Problem description ▸ Please rewrite the data below, replacing every "cardano-icon" with "ada-icon" and leaving everything else unchanged.

Data for the task ▸
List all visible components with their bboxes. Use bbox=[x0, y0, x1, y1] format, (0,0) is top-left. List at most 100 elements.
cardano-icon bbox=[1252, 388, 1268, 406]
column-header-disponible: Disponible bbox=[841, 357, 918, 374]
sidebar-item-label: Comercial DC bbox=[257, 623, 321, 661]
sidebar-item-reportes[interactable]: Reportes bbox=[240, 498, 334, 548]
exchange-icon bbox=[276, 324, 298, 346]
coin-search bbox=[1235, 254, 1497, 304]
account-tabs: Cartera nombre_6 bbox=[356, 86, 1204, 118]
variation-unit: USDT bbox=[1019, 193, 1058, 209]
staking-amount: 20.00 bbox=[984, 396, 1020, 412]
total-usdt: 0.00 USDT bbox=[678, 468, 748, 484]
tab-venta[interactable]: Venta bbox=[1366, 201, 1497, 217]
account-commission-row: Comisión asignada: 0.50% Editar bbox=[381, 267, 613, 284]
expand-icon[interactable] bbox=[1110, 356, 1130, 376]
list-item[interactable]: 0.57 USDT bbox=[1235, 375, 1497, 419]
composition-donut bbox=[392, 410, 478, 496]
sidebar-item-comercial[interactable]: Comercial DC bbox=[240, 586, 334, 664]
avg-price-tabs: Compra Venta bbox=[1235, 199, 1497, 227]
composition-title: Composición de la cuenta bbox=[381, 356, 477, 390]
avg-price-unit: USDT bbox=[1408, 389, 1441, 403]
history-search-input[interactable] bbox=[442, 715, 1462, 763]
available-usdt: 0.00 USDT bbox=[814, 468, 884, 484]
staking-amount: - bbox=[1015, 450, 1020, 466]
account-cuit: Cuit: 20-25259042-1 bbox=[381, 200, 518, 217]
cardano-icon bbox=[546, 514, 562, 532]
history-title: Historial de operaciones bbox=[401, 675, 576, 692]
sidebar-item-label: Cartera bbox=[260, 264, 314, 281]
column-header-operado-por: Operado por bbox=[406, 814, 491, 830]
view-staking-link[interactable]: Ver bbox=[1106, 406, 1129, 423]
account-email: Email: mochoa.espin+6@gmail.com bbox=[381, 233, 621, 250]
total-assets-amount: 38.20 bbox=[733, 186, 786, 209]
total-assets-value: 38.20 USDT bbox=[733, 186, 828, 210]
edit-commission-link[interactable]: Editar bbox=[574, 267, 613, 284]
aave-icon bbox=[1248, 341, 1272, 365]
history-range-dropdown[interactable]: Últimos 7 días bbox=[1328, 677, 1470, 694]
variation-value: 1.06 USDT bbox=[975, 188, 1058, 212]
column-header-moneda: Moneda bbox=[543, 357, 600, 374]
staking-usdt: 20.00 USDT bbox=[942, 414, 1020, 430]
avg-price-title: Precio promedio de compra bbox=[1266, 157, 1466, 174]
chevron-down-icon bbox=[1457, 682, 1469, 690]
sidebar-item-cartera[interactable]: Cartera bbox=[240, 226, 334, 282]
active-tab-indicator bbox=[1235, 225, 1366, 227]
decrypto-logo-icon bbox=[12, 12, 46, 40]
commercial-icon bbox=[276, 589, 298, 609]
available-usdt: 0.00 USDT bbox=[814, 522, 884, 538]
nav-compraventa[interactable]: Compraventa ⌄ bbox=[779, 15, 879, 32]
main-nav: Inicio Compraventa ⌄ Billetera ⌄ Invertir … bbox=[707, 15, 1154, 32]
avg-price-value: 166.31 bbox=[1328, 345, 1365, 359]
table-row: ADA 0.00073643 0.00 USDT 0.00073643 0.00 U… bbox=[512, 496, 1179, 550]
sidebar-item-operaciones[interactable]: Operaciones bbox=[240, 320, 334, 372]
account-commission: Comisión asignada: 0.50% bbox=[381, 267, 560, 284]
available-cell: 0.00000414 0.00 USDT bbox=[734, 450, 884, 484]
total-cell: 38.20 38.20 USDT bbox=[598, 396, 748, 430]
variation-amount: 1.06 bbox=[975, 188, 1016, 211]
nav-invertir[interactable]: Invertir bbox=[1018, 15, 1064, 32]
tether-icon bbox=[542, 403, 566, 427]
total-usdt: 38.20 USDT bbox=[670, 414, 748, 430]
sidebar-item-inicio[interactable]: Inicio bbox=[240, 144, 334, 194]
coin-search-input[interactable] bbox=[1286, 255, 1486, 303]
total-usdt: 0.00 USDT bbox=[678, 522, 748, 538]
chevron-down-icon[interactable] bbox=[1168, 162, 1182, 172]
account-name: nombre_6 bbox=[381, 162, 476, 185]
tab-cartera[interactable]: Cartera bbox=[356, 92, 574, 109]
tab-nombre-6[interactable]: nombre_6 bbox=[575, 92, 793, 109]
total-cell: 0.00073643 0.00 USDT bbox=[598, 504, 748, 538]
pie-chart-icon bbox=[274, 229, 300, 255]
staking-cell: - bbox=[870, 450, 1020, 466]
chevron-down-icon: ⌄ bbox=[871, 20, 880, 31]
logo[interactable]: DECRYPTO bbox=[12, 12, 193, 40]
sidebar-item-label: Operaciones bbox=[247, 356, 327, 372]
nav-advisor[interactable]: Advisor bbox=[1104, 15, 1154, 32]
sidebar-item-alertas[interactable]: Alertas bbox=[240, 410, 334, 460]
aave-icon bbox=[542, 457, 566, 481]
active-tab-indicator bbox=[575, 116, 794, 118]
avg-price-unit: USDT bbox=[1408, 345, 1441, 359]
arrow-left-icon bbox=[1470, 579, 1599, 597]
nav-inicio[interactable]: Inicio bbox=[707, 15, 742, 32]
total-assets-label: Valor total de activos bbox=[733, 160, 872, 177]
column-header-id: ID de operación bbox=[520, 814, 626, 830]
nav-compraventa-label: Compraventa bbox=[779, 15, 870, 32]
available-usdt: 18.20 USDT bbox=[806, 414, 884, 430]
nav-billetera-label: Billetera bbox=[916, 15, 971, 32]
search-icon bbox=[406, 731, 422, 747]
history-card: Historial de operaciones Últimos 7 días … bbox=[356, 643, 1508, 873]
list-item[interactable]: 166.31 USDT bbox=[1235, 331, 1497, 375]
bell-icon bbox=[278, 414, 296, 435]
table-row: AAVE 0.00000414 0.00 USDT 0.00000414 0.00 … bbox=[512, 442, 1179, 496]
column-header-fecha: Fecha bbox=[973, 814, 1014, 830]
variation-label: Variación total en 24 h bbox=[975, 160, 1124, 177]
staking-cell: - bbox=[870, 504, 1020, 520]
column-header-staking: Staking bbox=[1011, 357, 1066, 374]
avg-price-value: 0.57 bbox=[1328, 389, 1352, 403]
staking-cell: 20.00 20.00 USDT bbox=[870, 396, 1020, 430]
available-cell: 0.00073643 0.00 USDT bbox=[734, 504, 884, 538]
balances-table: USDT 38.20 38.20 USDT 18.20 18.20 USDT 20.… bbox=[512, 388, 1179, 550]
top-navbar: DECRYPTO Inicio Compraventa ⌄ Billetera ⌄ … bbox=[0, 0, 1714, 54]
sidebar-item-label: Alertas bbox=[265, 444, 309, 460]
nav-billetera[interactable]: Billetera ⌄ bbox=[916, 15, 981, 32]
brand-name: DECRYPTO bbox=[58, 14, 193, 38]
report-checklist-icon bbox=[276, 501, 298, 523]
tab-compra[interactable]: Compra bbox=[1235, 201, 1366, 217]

Exercise answer ▸
List all visible components with their bboxes. Use bbox=[x0, y0, x1, y1] format, (0,0) is top-left. List at most 100 elements.
ada-icon bbox=[1252, 388, 1268, 406]
column-header-disponible: Disponible bbox=[841, 357, 918, 374]
sidebar-item-label: Comercial DC bbox=[257, 623, 321, 661]
sidebar-item-reportes[interactable]: Reportes bbox=[240, 498, 334, 548]
exchange-icon bbox=[276, 324, 298, 346]
coin-search bbox=[1235, 254, 1497, 304]
account-tabs: Cartera nombre_6 bbox=[356, 86, 1204, 118]
variation-unit: USDT bbox=[1019, 193, 1058, 209]
staking-amount: 20.00 bbox=[984, 396, 1020, 412]
total-usdt: 0.00 USDT bbox=[678, 468, 748, 484]
tab-venta[interactable]: Venta bbox=[1366, 201, 1497, 217]
account-commission-row: Comisión asignada: 0.50% Editar bbox=[381, 267, 613, 284]
expand-icon[interactable] bbox=[1110, 356, 1130, 376]
list-item[interactable]: 0.57 USDT bbox=[1235, 375, 1497, 419]
composition-donut bbox=[392, 410, 478, 496]
sidebar-item-comercial[interactable]: Comercial DC bbox=[240, 586, 334, 664]
avg-price-tabs: Compra Venta bbox=[1235, 199, 1497, 227]
composition-title: Composición de la cuenta bbox=[381, 356, 477, 390]
avg-price-unit: USDT bbox=[1408, 389, 1441, 403]
history-search-input[interactable] bbox=[442, 715, 1462, 763]
available-usdt: 0.00 USDT bbox=[814, 468, 884, 484]
staking-amount: - bbox=[1015, 450, 1020, 466]
account-cuit: Cuit: 20-25259042-1 bbox=[381, 200, 518, 217]
ada-icon bbox=[546, 514, 562, 532]
history-title: Historial de operaciones bbox=[401, 675, 576, 692]
sidebar-item-label: Cartera bbox=[260, 264, 314, 281]
column-header-operado-por: Operado por bbox=[406, 814, 491, 830]
view-staking-link[interactable]: Ver bbox=[1106, 406, 1129, 423]
account-email: Email: mochoa.espin+6@gmail.com bbox=[381, 233, 621, 250]
total-assets-amount: 38.20 bbox=[733, 186, 786, 209]
total-assets-value: 38.20 USDT bbox=[733, 186, 828, 210]
edit-commission-link[interactable]: Editar bbox=[574, 267, 613, 284]
aave-icon bbox=[1248, 341, 1272, 365]
history-range-dropdown[interactable]: Últimos 7 días bbox=[1328, 677, 1470, 694]
variation-value: 1.06 USDT bbox=[975, 188, 1058, 212]
column-header-moneda: Moneda bbox=[543, 357, 600, 374]
staking-usdt: 20.00 USDT bbox=[942, 414, 1020, 430]
avg-price-title: Precio promedio de compra bbox=[1266, 157, 1466, 174]
chevron-down-icon bbox=[1457, 682, 1469, 690]
sidebar-item-cartera[interactable]: Cartera bbox=[240, 226, 334, 282]
active-tab-indicator bbox=[1235, 225, 1366, 227]
decrypto-logo-icon bbox=[12, 12, 46, 40]
commercial-icon bbox=[276, 589, 298, 609]
available-usdt: 0.00 USDT bbox=[814, 522, 884, 538]
nav-compraventa[interactable]: Compraventa ⌄ bbox=[779, 15, 879, 32]
main-nav: Inicio Compraventa ⌄ Billetera ⌄ Invertir … bbox=[707, 15, 1154, 32]
avg-price-value: 166.31 bbox=[1328, 345, 1365, 359]
table-row: ADA 0.00073643 0.00 USDT 0.00073643 0.00 U… bbox=[512, 496, 1179, 550]
sidebar-item-operaciones[interactable]: Operaciones bbox=[240, 320, 334, 372]
account-commission: Comisión asignada: 0.50% bbox=[381, 267, 560, 284]
available-cell: 0.00000414 0.00 USDT bbox=[734, 450, 884, 484]
total-cell: 38.20 38.20 USDT bbox=[598, 396, 748, 430]
variation-amount: 1.06 bbox=[975, 188, 1016, 211]
nav-invertir[interactable]: Invertir bbox=[1018, 15, 1064, 32]
tether-icon bbox=[542, 403, 566, 427]
total-usdt: 38.20 USDT bbox=[670, 414, 748, 430]
sidebar-item-inicio[interactable]: Inicio bbox=[240, 144, 334, 194]
coin-search-input[interactable] bbox=[1286, 255, 1486, 303]
total-usdt: 0.00 USDT bbox=[678, 522, 748, 538]
chevron-down-icon[interactable] bbox=[1168, 162, 1182, 172]
account-name: nombre_6 bbox=[381, 162, 476, 185]
tab-cartera[interactable]: Cartera bbox=[356, 92, 574, 109]
tab-nombre-6[interactable]: nombre_6 bbox=[575, 92, 793, 109]
total-cell: 0.00073643 0.00 USDT bbox=[598, 504, 748, 538]
pie-chart-icon bbox=[274, 229, 300, 255]
staking-cell: - bbox=[870, 450, 1020, 466]
chevron-down-icon: ⌄ bbox=[871, 20, 880, 31]
logo[interactable]: DECRYPTO bbox=[12, 12, 193, 40]
sidebar-item-label: Operaciones bbox=[247, 356, 327, 372]
nav-advisor[interactable]: Advisor bbox=[1104, 15, 1154, 32]
sidebar-item-alertas[interactable]: Alertas bbox=[240, 410, 334, 460]
aave-icon bbox=[542, 457, 566, 481]
active-tab-indicator bbox=[575, 116, 794, 118]
avg-price-unit: USDT bbox=[1408, 345, 1441, 359]
arrow-left-icon bbox=[1470, 579, 1599, 597]
nav-inicio[interactable]: Inicio bbox=[707, 15, 742, 32]
total-assets-label: Valor total de activos bbox=[733, 160, 872, 177]
column-header-id: ID de operación bbox=[520, 814, 626, 830]
nav-compraventa-label: Compraventa bbox=[779, 15, 870, 32]
available-usdt: 18.20 USDT bbox=[806, 414, 884, 430]
nav-billetera-label: Billetera bbox=[916, 15, 971, 32]
search-icon bbox=[406, 731, 422, 747]
history-card: Historial de operaciones Últimos 7 días … bbox=[356, 643, 1508, 873]
list-item[interactable]: 166.31 USDT bbox=[1235, 331, 1497, 375]
bell-icon bbox=[278, 414, 296, 435]
table-row: AAVE 0.00000414 0.00 USDT 0.00000414 0.00 … bbox=[512, 442, 1179, 496]
column-header-fecha: Fecha bbox=[973, 814, 1014, 830]
variation-label: Variación total en 24 h bbox=[975, 160, 1124, 177]
staking-cell: - bbox=[870, 504, 1020, 520]
column-header-staking: Staking bbox=[1011, 357, 1066, 374]
avg-price-value: 0.57 bbox=[1328, 389, 1352, 403]
staking-cell: 20.00 20.00 USDT bbox=[870, 396, 1020, 430]
available-cell: 0.00073643 0.00 USDT bbox=[734, 504, 884, 538]
balances-table: USDT 38.20 38.20 USDT 18.20 18.20 USDT 20.… bbox=[512, 388, 1179, 550]
top-navbar: DECRYPTO Inicio Compraventa ⌄ Billetera ⌄ … bbox=[0, 0, 1714, 54]
sidebar-item-label: Alertas bbox=[265, 444, 309, 460]
nav-billetera[interactable]: Billetera ⌄ bbox=[916, 15, 981, 32]
brand-name: DECRYPTO bbox=[58, 14, 193, 38]
report-checklist-icon bbox=[276, 501, 298, 523]
tab-compra[interactable]: Compra bbox=[1235, 201, 1366, 217]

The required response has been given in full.